(Items from a figure collection)
------------------------------------------------------------

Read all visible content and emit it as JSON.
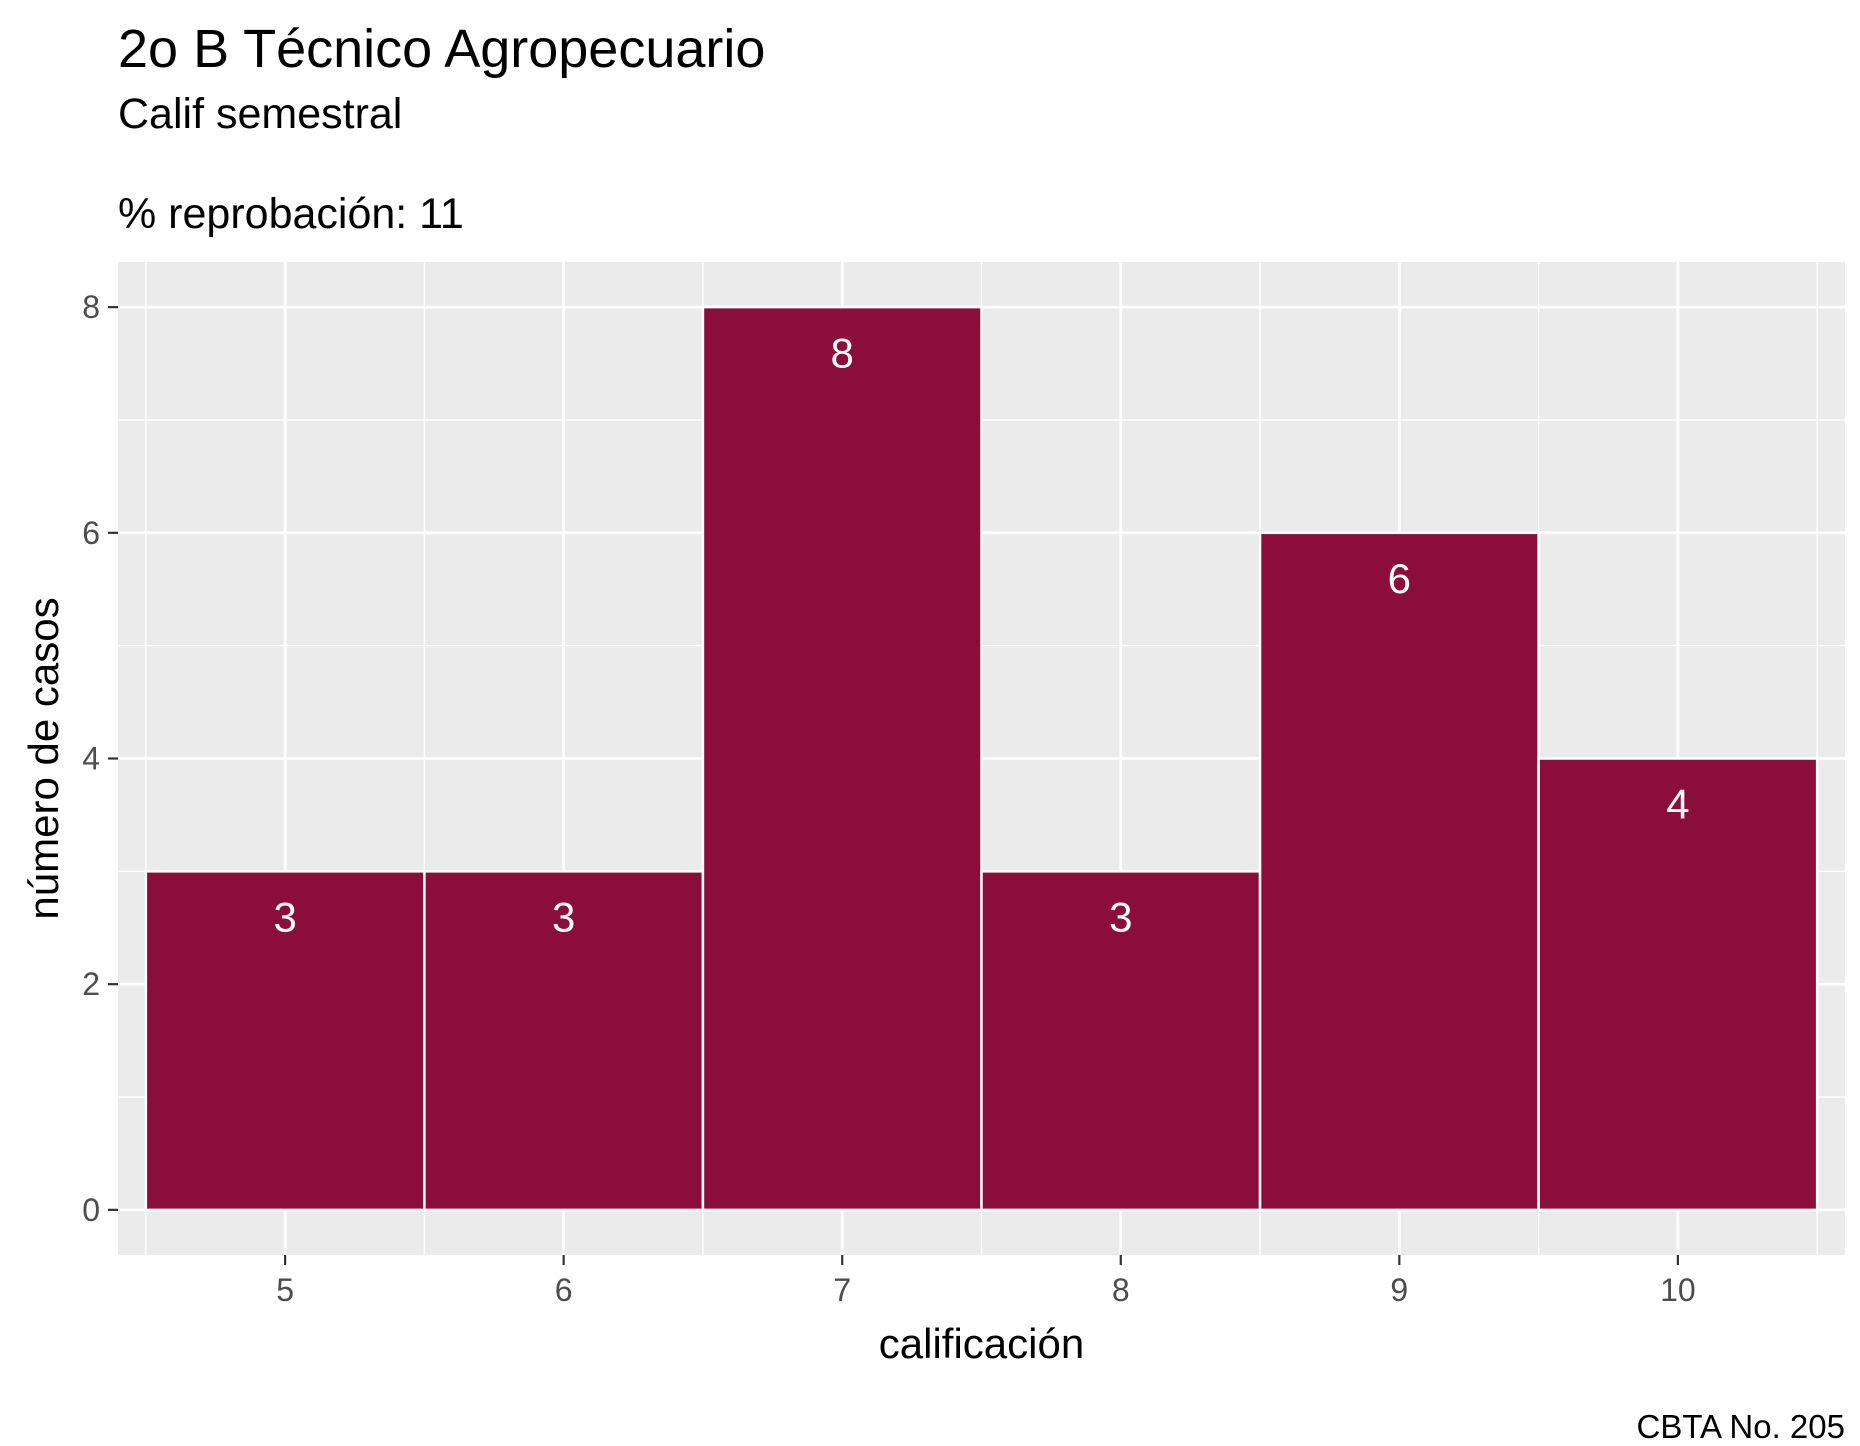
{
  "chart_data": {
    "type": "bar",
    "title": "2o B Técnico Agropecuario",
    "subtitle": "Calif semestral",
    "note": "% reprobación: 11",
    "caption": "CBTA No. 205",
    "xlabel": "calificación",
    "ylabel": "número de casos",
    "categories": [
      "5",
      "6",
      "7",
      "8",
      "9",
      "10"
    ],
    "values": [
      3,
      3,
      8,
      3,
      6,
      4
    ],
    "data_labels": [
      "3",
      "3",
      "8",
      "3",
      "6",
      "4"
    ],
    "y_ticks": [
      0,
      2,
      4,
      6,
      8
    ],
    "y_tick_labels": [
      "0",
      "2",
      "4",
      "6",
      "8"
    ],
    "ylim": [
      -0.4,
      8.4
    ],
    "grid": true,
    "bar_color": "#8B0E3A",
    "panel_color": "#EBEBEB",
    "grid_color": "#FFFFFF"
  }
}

------------------------------------------------------------

Aim of the exercise: Quote all of the entries word for word, omitting any pictures.

The solution:
Read all visible content and emit it as JSON.
{
  "chart_data": {
    "type": "bar",
    "title": "2o B Técnico Agropecuario",
    "subtitle": "Calif semestral",
    "note": "% reprobación: 11",
    "caption": "CBTA No. 205",
    "xlabel": "calificación",
    "ylabel": "número de casos",
    "categories": [
      "5",
      "6",
      "7",
      "8",
      "9",
      "10"
    ],
    "values": [
      3,
      3,
      8,
      3,
      6,
      4
    ],
    "data_labels": [
      "3",
      "3",
      "8",
      "3",
      "6",
      "4"
    ],
    "y_ticks": [
      0,
      2,
      4,
      6,
      8
    ],
    "y_tick_labels": [
      "0",
      "2",
      "4",
      "6",
      "8"
    ],
    "ylim": [
      -0.4,
      8.4
    ],
    "grid": true,
    "bar_color": "#8B0E3A",
    "panel_color": "#EBEBEB",
    "grid_color": "#FFFFFF"
  }
}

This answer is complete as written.